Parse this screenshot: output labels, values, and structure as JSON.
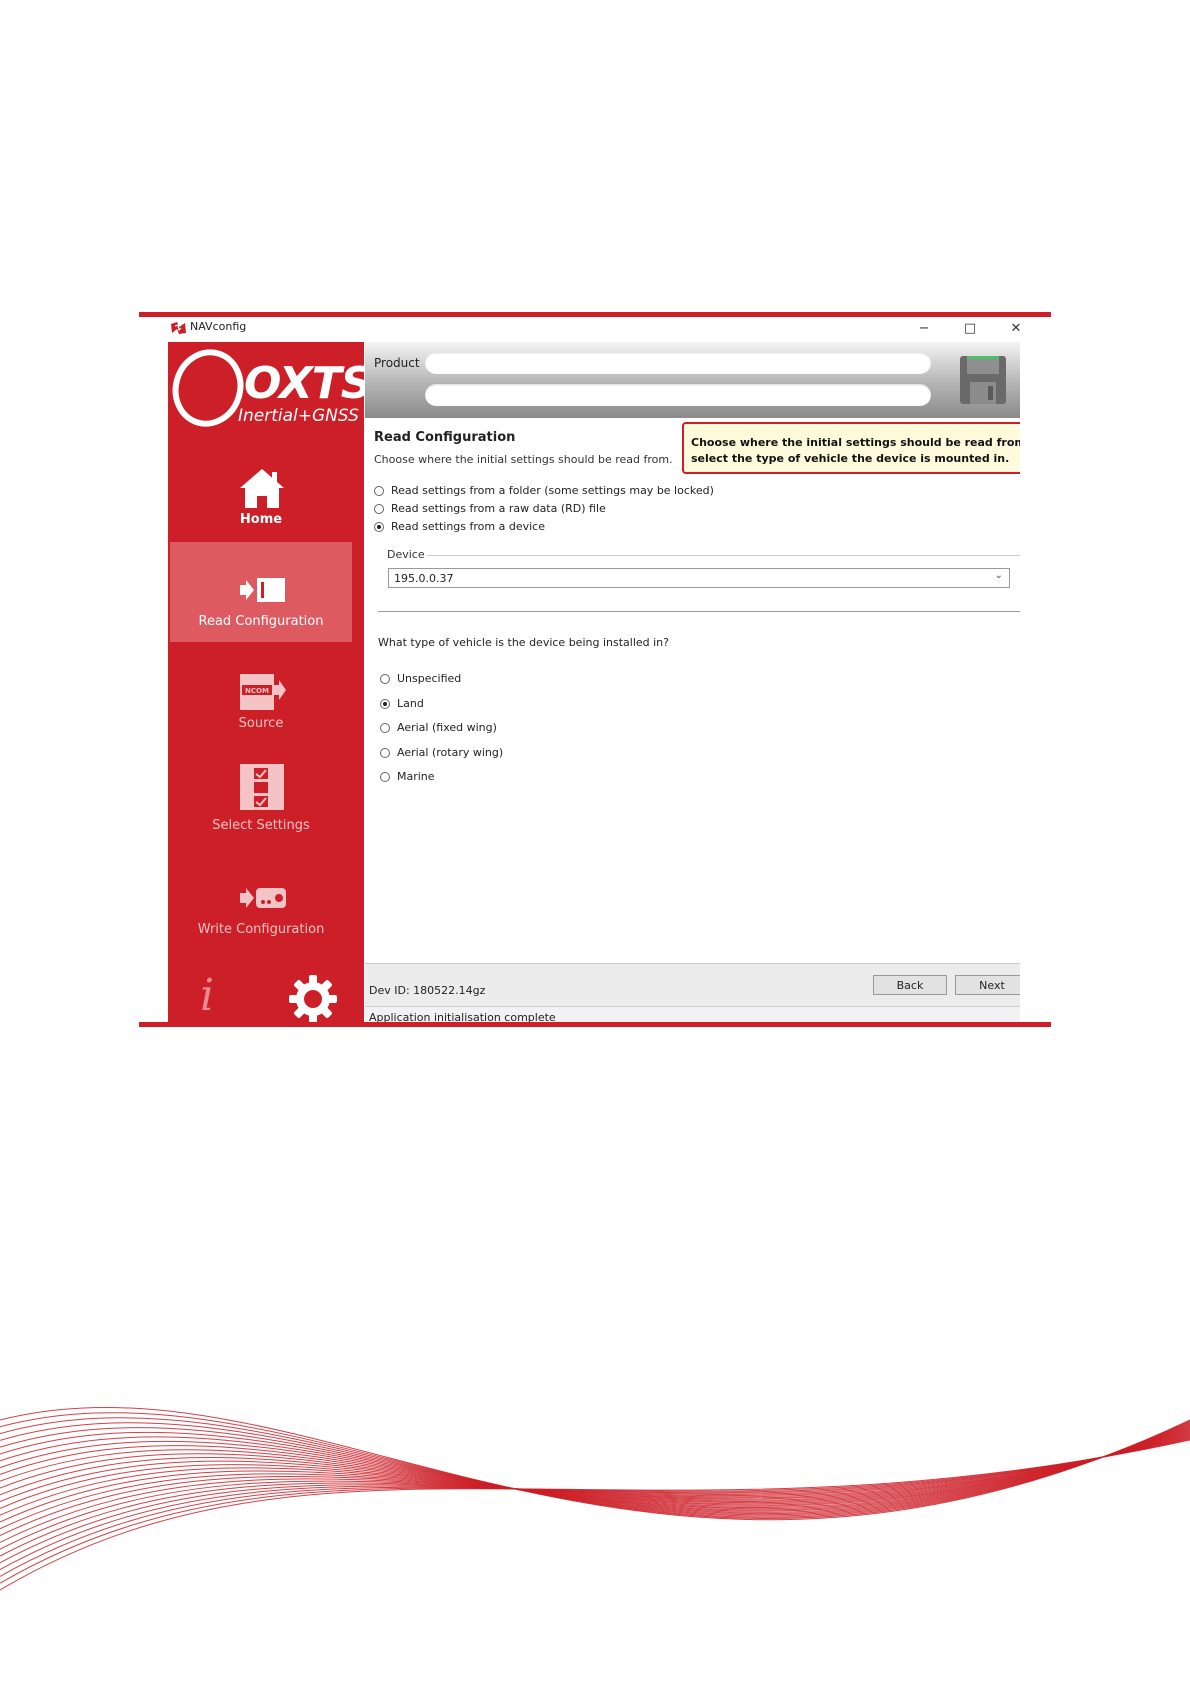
{
  "window": {
    "title": "NAVconfig",
    "controls": {
      "minimize": "−",
      "maximize": "□",
      "close": "✕"
    }
  },
  "brand": {
    "logo": "OXTS",
    "tagline": "Inertial+GNSS",
    "color": "#cc1f27"
  },
  "sidebar": {
    "items": [
      {
        "label": "Home",
        "icon": "home-icon",
        "state": "normal"
      },
      {
        "label": "Read Configuration",
        "icon": "read-config-icon",
        "state": "active"
      },
      {
        "label": "Source",
        "icon": "ncom-source-icon",
        "state": "disabled"
      },
      {
        "label": "Select Settings",
        "icon": "checklist-icon",
        "state": "disabled"
      },
      {
        "label": "Write Configuration",
        "icon": "write-config-icon",
        "state": "disabled"
      }
    ],
    "ncom_badge": "NCOM",
    "footer_icons": [
      "info-icon",
      "gear-icon"
    ]
  },
  "header": {
    "product_label": "Product",
    "product_value": "",
    "second_value": "",
    "save_icon": "floppy-disk-icon"
  },
  "content": {
    "title": "Read Configuration",
    "subtitle": "Choose where the initial settings should be read from.",
    "hint_line1": "Choose where the initial settings should be read from ar",
    "hint_line2": "select the type of vehicle the device is mounted in.",
    "source_options": [
      {
        "label": "Read settings from a folder (some settings may be locked)",
        "selected": false
      },
      {
        "label": "Read settings from a raw data (RD) file",
        "selected": false
      },
      {
        "label": "Read settings from a device",
        "selected": true
      }
    ],
    "device_legend": "Device",
    "device_value": "195.0.0.37",
    "vehicle_question": "What type of vehicle is the device being installed in?",
    "vehicle_options": [
      {
        "label": "Unspecified",
        "selected": false
      },
      {
        "label": "Land",
        "selected": true
      },
      {
        "label": "Aerial (fixed wing)",
        "selected": false
      },
      {
        "label": "Aerial (rotary wing)",
        "selected": false
      },
      {
        "label": "Marine",
        "selected": false
      }
    ]
  },
  "footer": {
    "dev_id": "Dev ID: 180522.14gz",
    "back_label": "Back",
    "next_label": "Next",
    "status_text": "Application initialisation complete"
  }
}
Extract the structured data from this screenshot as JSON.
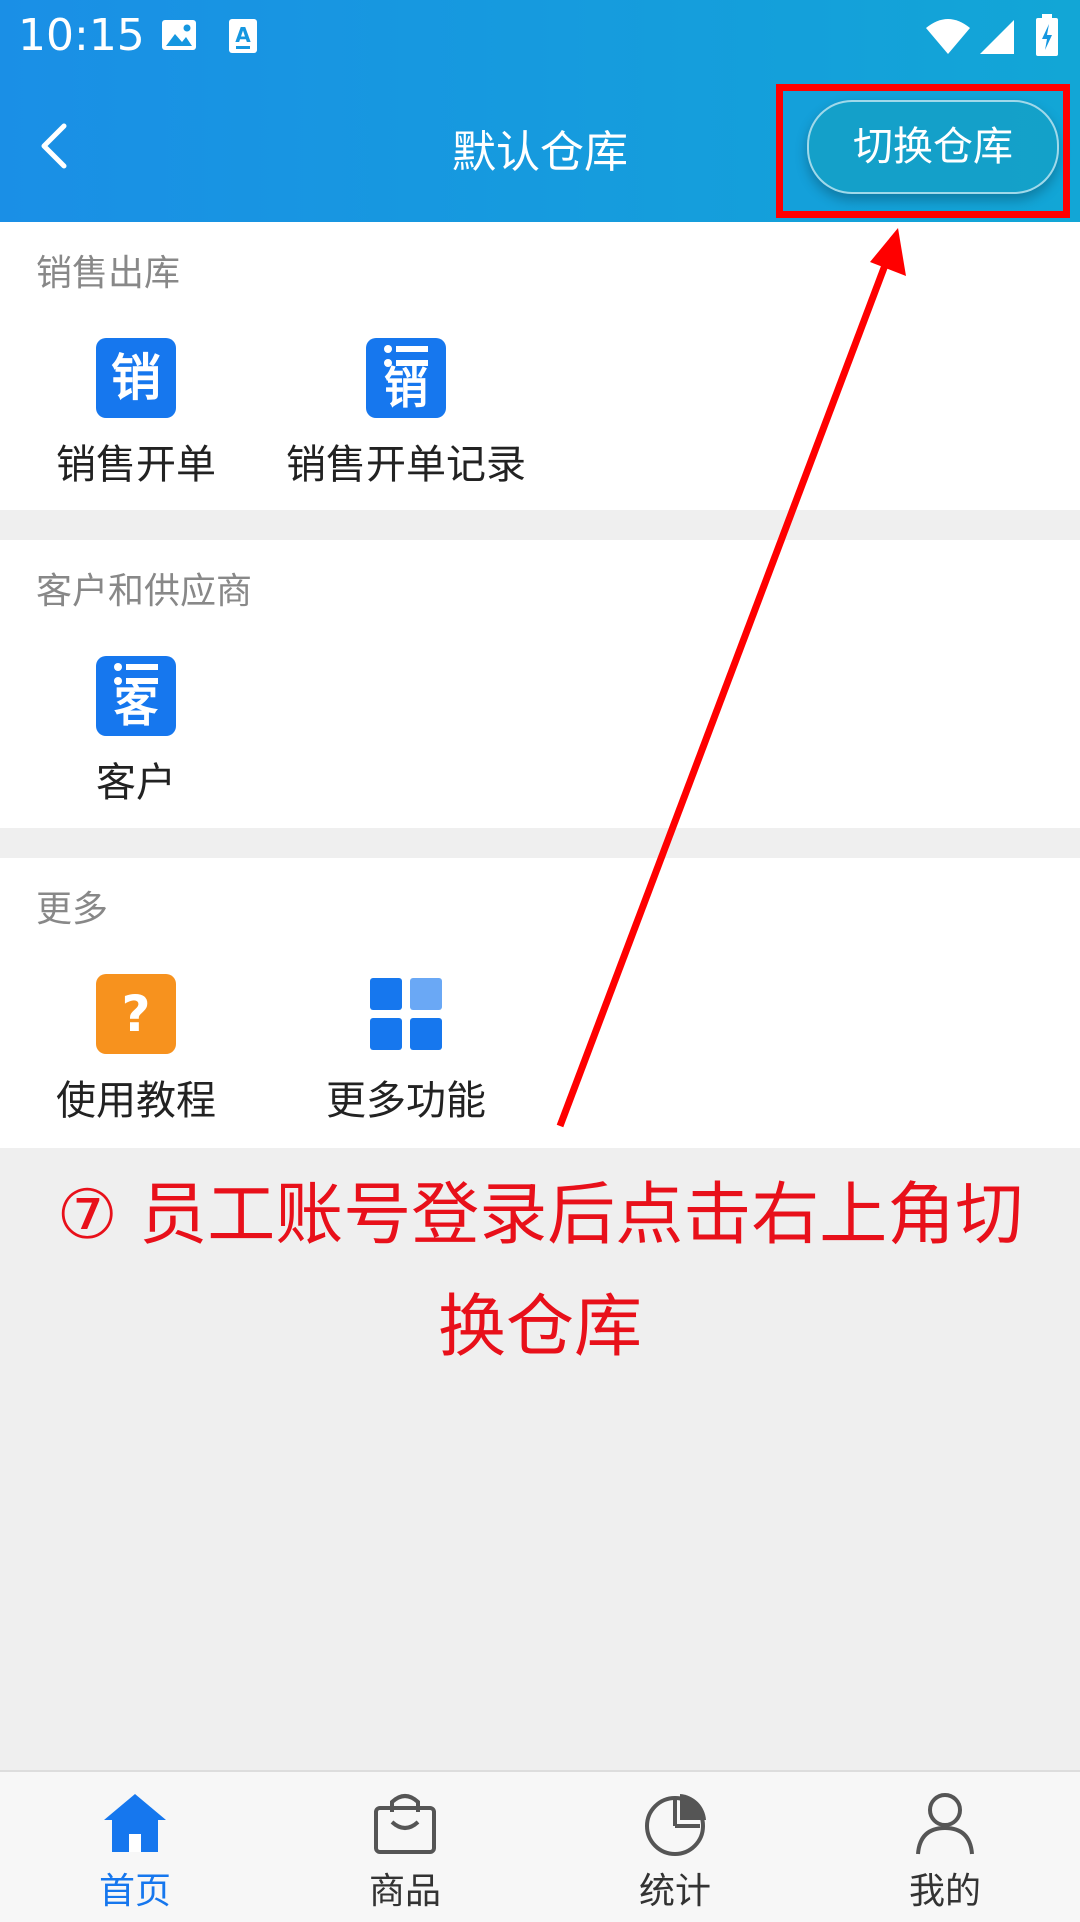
{
  "status_bar": {
    "time": "10:15"
  },
  "header": {
    "title": "默认仓库",
    "switch_label": "切换仓库"
  },
  "sections": [
    {
      "title": "销售出库",
      "items": [
        {
          "icon_char": "销",
          "label": "销售开单"
        },
        {
          "icon_char": "销",
          "label": "销售开单记录"
        }
      ]
    },
    {
      "title": "客户和供应商",
      "items": [
        {
          "icon_char": "客",
          "label": "客户"
        }
      ]
    },
    {
      "title": "更多",
      "items": [
        {
          "icon_char": "?",
          "label": "使用教程"
        },
        {
          "icon_char": "",
          "label": "更多功能"
        }
      ]
    }
  ],
  "annotation": {
    "marker": "⑦",
    "text": "员工账号登录后点击右上角切换仓库"
  },
  "tabs": [
    {
      "label": "首页",
      "icon": "home-icon",
      "active": true
    },
    {
      "label": "商品",
      "icon": "shopping-bag-icon",
      "active": false
    },
    {
      "label": "统计",
      "icon": "pie-chart-icon",
      "active": false
    },
    {
      "label": "我的",
      "icon": "user-icon",
      "active": false
    }
  ],
  "colors": {
    "accent": "#1677ee",
    "header_start": "#1a8fe6",
    "header_end": "#12a6d6",
    "annotation": "#e8101a",
    "orange": "#f7921e"
  }
}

·····

Find every line in the records that contains the word "Choose"; copy those lines.

**Reply to the task:**
    "subtitle": "Choose where the initial settings should be read from.",
    "hint_line1": "Choose where the initial settings should be read from ar",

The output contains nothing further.